EXTRACTED INFORMATION:

==========

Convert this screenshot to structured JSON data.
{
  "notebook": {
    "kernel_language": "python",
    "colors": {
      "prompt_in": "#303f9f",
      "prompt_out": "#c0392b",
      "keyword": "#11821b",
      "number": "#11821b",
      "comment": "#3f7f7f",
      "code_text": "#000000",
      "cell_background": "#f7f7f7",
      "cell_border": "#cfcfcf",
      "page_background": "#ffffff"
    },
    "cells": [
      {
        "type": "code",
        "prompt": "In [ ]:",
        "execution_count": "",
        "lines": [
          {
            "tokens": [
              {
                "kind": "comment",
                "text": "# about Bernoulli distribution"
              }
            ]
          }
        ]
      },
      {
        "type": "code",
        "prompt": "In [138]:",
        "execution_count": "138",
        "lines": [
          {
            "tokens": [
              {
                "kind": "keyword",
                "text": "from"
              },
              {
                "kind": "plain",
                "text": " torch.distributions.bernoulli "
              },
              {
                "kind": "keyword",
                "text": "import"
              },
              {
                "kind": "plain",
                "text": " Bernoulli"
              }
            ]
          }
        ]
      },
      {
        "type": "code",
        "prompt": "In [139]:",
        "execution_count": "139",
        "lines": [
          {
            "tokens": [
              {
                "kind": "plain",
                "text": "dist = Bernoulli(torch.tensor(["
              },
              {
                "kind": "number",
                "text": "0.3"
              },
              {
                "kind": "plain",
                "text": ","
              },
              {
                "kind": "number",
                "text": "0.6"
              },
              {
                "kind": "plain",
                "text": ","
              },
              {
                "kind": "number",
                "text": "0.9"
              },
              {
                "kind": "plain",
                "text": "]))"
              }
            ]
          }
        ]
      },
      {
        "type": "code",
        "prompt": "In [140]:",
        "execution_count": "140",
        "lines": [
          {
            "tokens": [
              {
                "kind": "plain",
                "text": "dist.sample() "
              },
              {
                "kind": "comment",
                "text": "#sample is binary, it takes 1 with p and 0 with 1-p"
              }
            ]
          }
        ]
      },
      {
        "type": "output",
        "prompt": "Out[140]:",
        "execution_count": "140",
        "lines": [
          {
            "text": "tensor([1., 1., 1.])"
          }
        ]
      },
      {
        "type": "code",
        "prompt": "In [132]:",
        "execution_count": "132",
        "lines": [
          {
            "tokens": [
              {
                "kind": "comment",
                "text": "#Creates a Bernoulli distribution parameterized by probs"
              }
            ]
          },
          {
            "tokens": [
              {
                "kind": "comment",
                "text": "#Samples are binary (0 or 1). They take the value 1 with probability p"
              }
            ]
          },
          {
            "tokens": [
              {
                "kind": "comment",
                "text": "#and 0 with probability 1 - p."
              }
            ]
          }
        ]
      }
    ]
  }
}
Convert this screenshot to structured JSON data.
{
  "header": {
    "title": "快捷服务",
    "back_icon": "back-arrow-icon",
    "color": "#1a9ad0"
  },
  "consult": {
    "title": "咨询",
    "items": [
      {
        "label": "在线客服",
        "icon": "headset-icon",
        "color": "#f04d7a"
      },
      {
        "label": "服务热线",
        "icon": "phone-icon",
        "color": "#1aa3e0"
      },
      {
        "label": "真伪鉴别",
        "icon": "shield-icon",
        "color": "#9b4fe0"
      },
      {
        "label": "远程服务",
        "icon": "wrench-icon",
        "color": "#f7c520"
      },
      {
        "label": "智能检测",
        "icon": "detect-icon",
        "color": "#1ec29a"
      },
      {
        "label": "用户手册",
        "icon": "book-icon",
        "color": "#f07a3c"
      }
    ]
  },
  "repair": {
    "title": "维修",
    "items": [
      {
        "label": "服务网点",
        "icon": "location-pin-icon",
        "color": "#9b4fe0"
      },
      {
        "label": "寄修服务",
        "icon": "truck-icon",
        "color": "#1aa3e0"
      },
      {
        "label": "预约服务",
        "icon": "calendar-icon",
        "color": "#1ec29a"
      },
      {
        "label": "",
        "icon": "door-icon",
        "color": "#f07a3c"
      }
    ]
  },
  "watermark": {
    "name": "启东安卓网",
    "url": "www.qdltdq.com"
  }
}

==========

GIVEN EXERCISE:
Determine how many lines in the data above contain the string "with". Give nothing except the number.

PROBLEM SOLUTION:
3